• _Directive_
Repeat the listing that follows, character for character, minus the pictures.

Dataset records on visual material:
####################
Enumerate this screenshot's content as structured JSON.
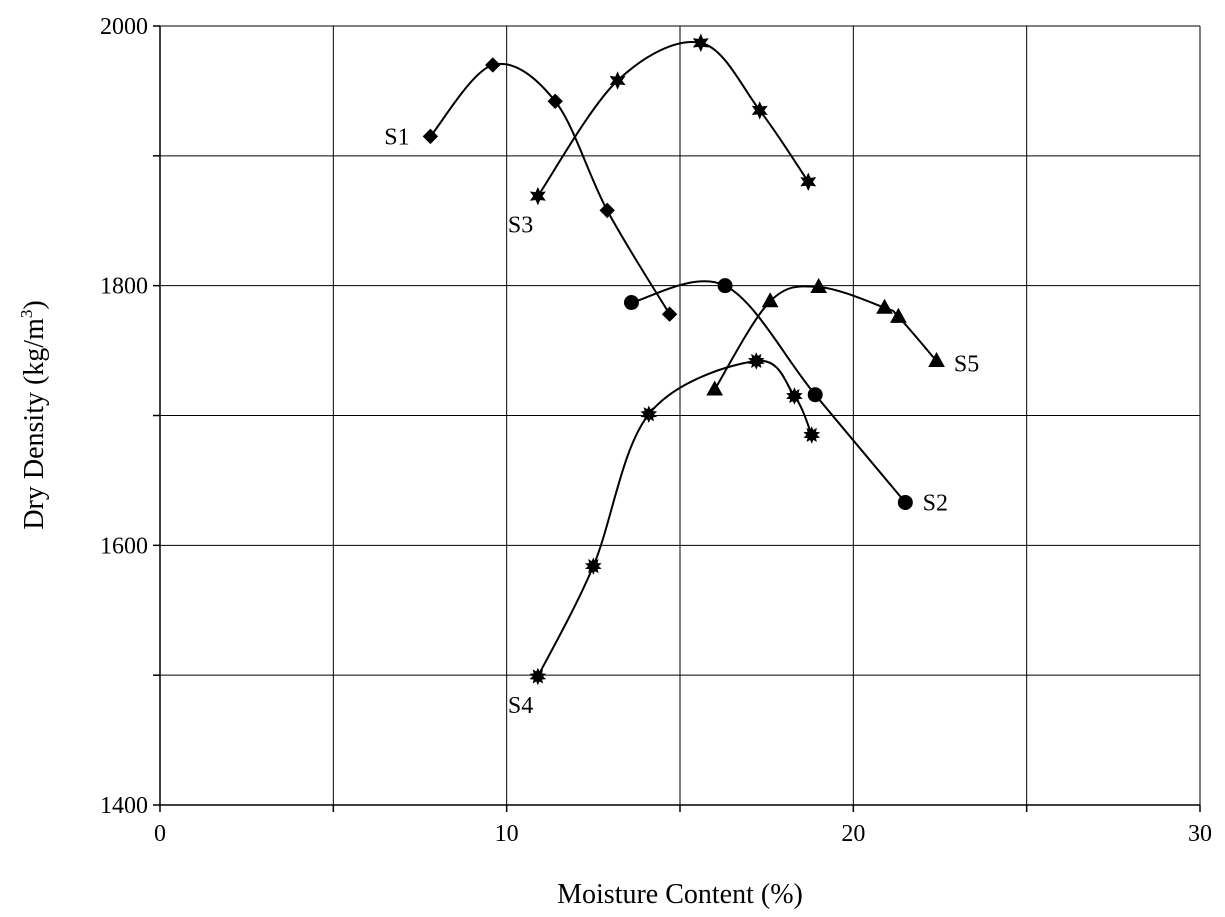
{
  "chart_data": {
    "type": "scatter",
    "title": "",
    "xlabel": "Moisture Content (%)",
    "ylabel_main": "Dry Density (kg/m",
    "ylabel_sup": "3",
    "ylabel_close": ")",
    "xlim": [
      0,
      30
    ],
    "ylim": [
      1400,
      2000
    ],
    "x_major_ticks": [
      0,
      10,
      20,
      30
    ],
    "x_minor_ticks": [
      5,
      15,
      25
    ],
    "y_major_ticks": [
      1400,
      1600,
      1800,
      2000
    ],
    "y_minor_ticks": [
      1500,
      1700,
      1900
    ],
    "grid": true,
    "legend": "none",
    "series": [
      {
        "name": "S1",
        "marker": "diamond",
        "x": [
          7.8,
          9.6,
          11.4,
          12.9,
          14.7
        ],
        "y": [
          1915,
          1970,
          1942,
          1858,
          1778
        ],
        "label_pos": [
          7.2,
          1915
        ],
        "label_anchor": "end"
      },
      {
        "name": "S2",
        "marker": "circle",
        "x": [
          13.6,
          16.3,
          18.9,
          21.5
        ],
        "y": [
          1787,
          1800,
          1716,
          1633
        ],
        "label_pos": [
          22.0,
          1633
        ],
        "label_anchor": "start"
      },
      {
        "name": "S3",
        "marker": "star6",
        "x": [
          10.9,
          13.2,
          15.6,
          17.3,
          18.7
        ],
        "y": [
          1869,
          1958,
          1987,
          1935,
          1880
        ],
        "label_pos": [
          10.4,
          1847
        ],
        "label_anchor": "middle"
      },
      {
        "name": "S4",
        "marker": "starburst",
        "x": [
          10.9,
          12.5,
          14.1,
          17.2,
          18.3,
          18.8
        ],
        "y": [
          1499,
          1584,
          1701,
          1742,
          1715,
          1685
        ],
        "label_pos": [
          10.4,
          1477
        ],
        "label_anchor": "middle"
      },
      {
        "name": "S5",
        "marker": "triangle",
        "x": [
          16.0,
          17.6,
          19.0,
          20.9,
          21.3,
          22.4
        ],
        "y": [
          1720,
          1788,
          1799,
          1783,
          1776,
          1742
        ],
        "label_pos": [
          22.9,
          1740
        ],
        "label_anchor": "start"
      }
    ]
  }
}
####################
• _Solution_
Enumerate this screenshot's content as structured JSON.
{
  "chart_data": {
    "type": "scatter",
    "title": "",
    "xlabel": "Moisture Content (%)",
    "ylabel_main": "Dry Density (kg/m",
    "ylabel_sup": "3",
    "ylabel_close": ")",
    "xlim": [
      0,
      30
    ],
    "ylim": [
      1400,
      2000
    ],
    "x_major_ticks": [
      0,
      10,
      20,
      30
    ],
    "x_minor_ticks": [
      5,
      15,
      25
    ],
    "y_major_ticks": [
      1400,
      1600,
      1800,
      2000
    ],
    "y_minor_ticks": [
      1500,
      1700,
      1900
    ],
    "grid": true,
    "legend": "none",
    "series": [
      {
        "name": "S1",
        "marker": "diamond",
        "x": [
          7.8,
          9.6,
          11.4,
          12.9,
          14.7
        ],
        "y": [
          1915,
          1970,
          1942,
          1858,
          1778
        ],
        "label_pos": [
          7.2,
          1915
        ],
        "label_anchor": "end"
      },
      {
        "name": "S2",
        "marker": "circle",
        "x": [
          13.6,
          16.3,
          18.9,
          21.5
        ],
        "y": [
          1787,
          1800,
          1716,
          1633
        ],
        "label_pos": [
          22.0,
          1633
        ],
        "label_anchor": "start"
      },
      {
        "name": "S3",
        "marker": "star6",
        "x": [
          10.9,
          13.2,
          15.6,
          17.3,
          18.7
        ],
        "y": [
          1869,
          1958,
          1987,
          1935,
          1880
        ],
        "label_pos": [
          10.4,
          1847
        ],
        "label_anchor": "middle"
      },
      {
        "name": "S4",
        "marker": "starburst",
        "x": [
          10.9,
          12.5,
          14.1,
          17.2,
          18.3,
          18.8
        ],
        "y": [
          1499,
          1584,
          1701,
          1742,
          1715,
          1685
        ],
        "label_pos": [
          10.4,
          1477
        ],
        "label_anchor": "middle"
      },
      {
        "name": "S5",
        "marker": "triangle",
        "x": [
          16.0,
          17.6,
          19.0,
          20.9,
          21.3,
          22.4
        ],
        "y": [
          1720,
          1788,
          1799,
          1783,
          1776,
          1742
        ],
        "label_pos": [
          22.9,
          1740
        ],
        "label_anchor": "start"
      }
    ]
  }
}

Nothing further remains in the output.